# List of tasks
A - Quote every sentence in the housing-costs passage that ends with the quoted word "no".
B - Use the housing-costs passage to answer each of these questions briefly.
(i) In most urban places, what form of housing does the passage say is illegal for most lots?
(ii) How long has the writer been working on this project?
(iii) By about how much does the passage say rents are inflated on average?
C - Continue the housing-costs passage from the end of its last sentence.

Actually, housing is kind of simple. We have a problem. In most urban places, the most appropriate form of housing for most lots is illegal. If you try to build it, there will be a meeting where the answer is “no”. Millions of households also now cannot fund the purchase of a new house. For frequently arbitrary reasons, they go to the bank to get a mortgage, and the answer is “no”.
Our problem is really simple. We have constructed a set of obstructions before this important human need. We don’t have enough housing because the answer is “no”.
RealPage isn’t the only implausible alternative explanation. When you dig down on every alternative explanation, you will find that it is implausible. That is why I am a decade into this project. I kept finding that all the explanations for high housing costs weren’t just wrong. They were implausible.
Why is it so hard to accept the simple, clear explanation for high housing costs? I don’t know. But, this does create an opportunity. It’s a special situation where the gap must be filled with explanations that will be wrong, or at least that will need to be greatly exaggerated to fill the gap.
Who knows? Maybe RealPage can lead to permanent rent increases of a few percentage points. Even in that case, it is barely worth mentioning on the broader topic of why rents are inflated by something like 50% on average.

# Stored data
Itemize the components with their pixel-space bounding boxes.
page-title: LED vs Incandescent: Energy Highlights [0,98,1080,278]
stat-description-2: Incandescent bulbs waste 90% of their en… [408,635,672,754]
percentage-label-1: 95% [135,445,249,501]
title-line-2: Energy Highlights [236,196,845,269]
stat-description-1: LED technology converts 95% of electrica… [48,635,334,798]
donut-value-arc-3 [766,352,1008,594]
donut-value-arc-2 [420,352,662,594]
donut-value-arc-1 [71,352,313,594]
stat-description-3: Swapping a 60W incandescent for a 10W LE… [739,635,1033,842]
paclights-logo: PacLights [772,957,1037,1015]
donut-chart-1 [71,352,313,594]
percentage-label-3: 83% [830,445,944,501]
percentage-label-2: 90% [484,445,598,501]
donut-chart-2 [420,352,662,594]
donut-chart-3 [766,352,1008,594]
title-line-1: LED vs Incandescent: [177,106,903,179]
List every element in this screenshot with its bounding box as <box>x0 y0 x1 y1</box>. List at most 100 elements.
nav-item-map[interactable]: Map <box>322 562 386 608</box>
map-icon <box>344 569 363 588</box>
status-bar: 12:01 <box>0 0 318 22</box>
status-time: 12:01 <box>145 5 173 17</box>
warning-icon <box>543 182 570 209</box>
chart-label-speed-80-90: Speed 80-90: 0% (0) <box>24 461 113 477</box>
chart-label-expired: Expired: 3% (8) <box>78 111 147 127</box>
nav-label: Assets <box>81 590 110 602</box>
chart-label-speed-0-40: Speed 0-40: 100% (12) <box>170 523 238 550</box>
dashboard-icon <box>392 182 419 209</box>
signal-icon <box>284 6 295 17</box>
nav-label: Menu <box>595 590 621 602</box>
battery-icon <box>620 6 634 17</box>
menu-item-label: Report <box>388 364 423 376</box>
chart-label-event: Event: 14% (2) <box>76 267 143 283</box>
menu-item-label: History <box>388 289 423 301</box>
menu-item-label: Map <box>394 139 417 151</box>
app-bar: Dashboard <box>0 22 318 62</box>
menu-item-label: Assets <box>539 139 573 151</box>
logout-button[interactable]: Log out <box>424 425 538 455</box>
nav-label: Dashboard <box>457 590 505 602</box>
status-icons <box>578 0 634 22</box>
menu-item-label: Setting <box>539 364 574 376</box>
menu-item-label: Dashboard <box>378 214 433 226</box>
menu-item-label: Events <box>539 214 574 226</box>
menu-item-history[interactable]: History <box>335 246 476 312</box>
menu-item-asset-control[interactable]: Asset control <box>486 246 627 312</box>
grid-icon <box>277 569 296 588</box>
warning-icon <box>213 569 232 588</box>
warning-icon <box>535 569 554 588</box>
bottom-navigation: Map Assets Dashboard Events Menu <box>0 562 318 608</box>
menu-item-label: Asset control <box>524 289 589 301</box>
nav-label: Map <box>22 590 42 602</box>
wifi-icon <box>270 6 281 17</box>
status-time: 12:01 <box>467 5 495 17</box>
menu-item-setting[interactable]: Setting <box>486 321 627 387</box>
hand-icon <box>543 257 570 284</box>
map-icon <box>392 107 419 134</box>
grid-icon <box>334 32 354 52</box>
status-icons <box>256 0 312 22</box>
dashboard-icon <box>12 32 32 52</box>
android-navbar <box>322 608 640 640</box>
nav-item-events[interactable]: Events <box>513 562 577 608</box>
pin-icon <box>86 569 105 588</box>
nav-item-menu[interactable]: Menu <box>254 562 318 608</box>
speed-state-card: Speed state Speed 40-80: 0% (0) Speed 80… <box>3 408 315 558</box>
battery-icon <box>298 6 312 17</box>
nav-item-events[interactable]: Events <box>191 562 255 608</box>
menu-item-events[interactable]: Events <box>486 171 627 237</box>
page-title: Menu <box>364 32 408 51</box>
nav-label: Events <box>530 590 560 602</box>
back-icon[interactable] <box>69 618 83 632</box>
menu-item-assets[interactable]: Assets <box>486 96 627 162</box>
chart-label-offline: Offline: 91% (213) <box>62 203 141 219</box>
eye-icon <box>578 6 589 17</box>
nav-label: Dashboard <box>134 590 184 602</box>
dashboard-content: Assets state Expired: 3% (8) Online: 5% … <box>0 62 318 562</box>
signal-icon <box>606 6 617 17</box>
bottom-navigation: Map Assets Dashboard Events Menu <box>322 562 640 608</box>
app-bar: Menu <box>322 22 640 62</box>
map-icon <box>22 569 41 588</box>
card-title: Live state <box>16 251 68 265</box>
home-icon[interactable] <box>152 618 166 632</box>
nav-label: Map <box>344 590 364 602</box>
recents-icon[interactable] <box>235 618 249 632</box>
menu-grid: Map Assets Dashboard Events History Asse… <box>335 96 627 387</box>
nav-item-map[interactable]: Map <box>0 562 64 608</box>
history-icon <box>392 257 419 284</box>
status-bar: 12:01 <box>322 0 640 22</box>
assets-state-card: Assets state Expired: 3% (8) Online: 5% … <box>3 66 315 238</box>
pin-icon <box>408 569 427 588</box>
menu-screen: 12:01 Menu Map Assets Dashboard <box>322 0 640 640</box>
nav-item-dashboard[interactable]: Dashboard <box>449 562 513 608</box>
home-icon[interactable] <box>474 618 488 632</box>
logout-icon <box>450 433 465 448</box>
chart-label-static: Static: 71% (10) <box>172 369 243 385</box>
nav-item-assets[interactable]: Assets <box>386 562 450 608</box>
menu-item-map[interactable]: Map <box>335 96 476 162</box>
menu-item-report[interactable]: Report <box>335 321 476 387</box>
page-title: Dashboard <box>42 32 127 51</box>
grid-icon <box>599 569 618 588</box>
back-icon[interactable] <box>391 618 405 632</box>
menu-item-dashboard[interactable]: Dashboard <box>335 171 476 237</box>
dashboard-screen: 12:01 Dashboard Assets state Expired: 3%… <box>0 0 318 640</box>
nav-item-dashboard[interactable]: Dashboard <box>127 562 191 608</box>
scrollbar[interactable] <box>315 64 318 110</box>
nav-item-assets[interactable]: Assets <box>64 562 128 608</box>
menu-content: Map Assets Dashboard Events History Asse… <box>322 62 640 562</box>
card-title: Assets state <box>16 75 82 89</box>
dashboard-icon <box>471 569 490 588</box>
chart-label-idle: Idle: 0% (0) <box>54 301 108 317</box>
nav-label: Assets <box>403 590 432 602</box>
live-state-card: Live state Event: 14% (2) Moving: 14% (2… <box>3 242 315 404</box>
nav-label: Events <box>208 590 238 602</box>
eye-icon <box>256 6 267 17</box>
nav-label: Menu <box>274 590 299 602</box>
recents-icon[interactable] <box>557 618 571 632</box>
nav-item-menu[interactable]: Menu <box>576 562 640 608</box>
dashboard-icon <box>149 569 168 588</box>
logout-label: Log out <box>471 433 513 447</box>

# Task results
A -
If you try to build it, there will be a meeting where the answer is “no”.
For frequently arbitrary reasons, they go to the bank to get a mortgage, and the answer is “no”.
We don’t have enough housing because the answer is “no”.

B -
(i) The most appropriate form of housing for most lots.
(ii) A decade.
(iii) Something like 50%.

C -
Fannie and Freddie? Federal tax subsidies? Speculation? Reckless lending? Immigration? High-income workers? Colluding builders, landlords, developers, etc.?
How people line up on these issues about which symptom of a housing shortage to treat as a cause, or which empirical claim will be bloated and blamed for high costs, is mostly a window into their prejudices. What subject are they most likely to cast aspersions on based on weak evidence?
If someone centers RealPage in the housing discussion, they probably can’t be trusted as an observer on anti-trust issues, in general.
If someone centers Fannie and Freddie, they probably can’t be trusted to objectively consider public programs in general.
If someone centers reckless lending, they probably can’t be trusted to objectively consider banking regulations.
If someone centers immigration, they probably were anti-immigrant anyway.
The housing problem is simple. We say “no”. There isn’t much more to learn. Solving it is a political problem more than an economic one. But there is a lot to learn about its detractors.
I'm coming around to regarding RealPage as a neutral information system, but when they're operating in a supply constricted market they'll naturally help property owners keep rents elevated. Their data sharing allows landlords to maximize rents without engaging in experimental pricing strategies that could result in loss of tenants to cheaper competitors who have the same quality units.
RealPage would also be of considerable value in a robust supply environment because they would help owners establish minimum rents and design incentive strategies for keeping tenants. It's nice to imagine that type of situation arising from expanded unit construction.
I started reading this article with the pre-conception that RealPage is leading to collusion by sharing data amongst landlords. (I now own, and have long owned rental housing). You make a great case that this not price fixing, but price discovery. That is illuminating. Thanks!
I also agree that the general reason housing is both expensive and in short supply is "No!".